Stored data
— begin —

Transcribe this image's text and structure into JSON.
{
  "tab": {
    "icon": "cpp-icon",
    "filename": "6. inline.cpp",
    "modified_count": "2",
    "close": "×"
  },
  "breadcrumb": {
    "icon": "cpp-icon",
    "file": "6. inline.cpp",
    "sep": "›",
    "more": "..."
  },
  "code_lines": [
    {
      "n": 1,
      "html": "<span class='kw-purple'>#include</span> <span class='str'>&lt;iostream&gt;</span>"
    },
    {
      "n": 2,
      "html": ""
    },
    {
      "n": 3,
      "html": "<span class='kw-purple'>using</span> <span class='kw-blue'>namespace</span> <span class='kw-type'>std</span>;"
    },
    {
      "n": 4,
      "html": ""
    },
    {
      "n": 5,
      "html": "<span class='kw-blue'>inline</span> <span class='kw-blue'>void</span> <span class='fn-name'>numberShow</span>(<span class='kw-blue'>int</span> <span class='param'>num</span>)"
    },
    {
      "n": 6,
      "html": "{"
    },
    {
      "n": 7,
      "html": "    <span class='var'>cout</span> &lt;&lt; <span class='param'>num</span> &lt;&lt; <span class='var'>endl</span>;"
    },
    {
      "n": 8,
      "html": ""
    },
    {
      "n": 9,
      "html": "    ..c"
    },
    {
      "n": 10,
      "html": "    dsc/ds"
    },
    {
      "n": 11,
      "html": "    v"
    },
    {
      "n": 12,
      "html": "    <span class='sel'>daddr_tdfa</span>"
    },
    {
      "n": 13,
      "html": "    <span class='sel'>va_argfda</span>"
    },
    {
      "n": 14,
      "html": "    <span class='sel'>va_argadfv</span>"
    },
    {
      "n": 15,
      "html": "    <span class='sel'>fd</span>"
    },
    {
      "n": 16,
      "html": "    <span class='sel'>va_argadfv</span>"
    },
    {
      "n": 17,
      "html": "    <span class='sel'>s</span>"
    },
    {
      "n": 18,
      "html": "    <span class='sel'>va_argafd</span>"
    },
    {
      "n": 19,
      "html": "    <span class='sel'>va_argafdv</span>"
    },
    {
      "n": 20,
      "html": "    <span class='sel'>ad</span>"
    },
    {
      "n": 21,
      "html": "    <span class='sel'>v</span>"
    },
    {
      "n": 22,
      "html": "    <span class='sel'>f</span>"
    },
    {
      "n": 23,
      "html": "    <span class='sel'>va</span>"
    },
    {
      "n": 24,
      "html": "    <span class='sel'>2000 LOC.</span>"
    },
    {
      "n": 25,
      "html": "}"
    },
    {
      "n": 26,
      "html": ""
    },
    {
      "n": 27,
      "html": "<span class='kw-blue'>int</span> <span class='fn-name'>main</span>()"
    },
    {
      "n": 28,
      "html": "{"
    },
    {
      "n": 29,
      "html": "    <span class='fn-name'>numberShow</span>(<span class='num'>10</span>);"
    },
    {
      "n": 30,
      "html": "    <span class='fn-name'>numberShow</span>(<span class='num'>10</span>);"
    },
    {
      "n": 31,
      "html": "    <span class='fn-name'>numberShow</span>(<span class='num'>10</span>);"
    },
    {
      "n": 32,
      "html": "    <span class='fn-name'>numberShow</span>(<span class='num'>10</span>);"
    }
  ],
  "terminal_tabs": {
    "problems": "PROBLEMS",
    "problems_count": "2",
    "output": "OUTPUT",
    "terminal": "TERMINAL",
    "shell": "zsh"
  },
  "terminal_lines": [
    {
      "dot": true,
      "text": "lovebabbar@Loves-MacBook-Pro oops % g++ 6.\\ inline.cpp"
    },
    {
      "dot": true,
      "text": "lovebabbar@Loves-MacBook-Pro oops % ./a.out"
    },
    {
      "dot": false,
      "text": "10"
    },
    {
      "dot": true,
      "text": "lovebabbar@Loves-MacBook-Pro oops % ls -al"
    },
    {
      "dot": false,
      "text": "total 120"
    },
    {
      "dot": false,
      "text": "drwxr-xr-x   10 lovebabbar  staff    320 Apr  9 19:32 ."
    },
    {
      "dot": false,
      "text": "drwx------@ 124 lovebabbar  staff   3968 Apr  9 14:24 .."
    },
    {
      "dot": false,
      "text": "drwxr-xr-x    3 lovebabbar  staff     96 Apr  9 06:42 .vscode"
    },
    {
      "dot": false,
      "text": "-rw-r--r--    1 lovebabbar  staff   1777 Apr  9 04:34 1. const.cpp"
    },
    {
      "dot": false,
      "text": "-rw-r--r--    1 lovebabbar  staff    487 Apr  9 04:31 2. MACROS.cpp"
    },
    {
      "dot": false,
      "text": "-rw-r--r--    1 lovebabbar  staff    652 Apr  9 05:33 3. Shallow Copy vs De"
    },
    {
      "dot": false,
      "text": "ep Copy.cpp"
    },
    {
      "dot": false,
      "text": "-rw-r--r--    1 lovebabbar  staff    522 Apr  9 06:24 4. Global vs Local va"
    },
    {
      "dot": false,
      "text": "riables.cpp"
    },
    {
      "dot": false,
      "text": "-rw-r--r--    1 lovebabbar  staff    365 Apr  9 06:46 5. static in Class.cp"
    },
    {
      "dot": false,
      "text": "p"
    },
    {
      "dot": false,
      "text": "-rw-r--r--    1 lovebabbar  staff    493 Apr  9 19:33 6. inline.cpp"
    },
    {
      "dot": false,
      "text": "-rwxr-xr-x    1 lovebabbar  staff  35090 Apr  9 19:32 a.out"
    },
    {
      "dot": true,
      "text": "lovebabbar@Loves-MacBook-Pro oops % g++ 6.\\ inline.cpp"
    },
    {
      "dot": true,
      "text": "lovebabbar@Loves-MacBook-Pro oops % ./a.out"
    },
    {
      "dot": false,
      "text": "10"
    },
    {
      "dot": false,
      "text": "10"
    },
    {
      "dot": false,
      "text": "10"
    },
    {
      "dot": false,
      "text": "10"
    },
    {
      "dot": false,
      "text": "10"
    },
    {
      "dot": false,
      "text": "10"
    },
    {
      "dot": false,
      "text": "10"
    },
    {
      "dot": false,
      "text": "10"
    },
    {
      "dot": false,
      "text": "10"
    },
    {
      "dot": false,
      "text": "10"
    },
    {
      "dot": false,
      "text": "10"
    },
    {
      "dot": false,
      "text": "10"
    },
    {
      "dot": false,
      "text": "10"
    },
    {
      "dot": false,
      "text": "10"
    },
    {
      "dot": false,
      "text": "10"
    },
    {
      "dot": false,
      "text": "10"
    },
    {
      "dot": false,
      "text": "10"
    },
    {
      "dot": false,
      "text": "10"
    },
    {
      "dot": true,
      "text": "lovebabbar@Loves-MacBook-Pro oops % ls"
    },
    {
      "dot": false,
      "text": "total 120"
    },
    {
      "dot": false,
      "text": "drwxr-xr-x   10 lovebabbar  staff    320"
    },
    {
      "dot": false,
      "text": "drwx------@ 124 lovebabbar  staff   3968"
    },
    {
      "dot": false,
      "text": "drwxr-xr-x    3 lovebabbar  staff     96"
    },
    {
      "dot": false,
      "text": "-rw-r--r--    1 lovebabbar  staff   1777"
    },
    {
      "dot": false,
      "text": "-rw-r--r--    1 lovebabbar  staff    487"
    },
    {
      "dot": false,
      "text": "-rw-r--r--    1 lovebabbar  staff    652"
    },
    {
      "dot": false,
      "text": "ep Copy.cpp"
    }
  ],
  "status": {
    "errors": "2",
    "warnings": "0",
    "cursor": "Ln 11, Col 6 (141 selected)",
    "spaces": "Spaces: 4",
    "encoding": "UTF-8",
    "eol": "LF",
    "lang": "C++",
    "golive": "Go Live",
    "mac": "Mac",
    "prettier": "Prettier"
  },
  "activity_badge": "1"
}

— end —

Lines containing the word "inline" are to be counted in the listing; state their number alone.

** Task result **
6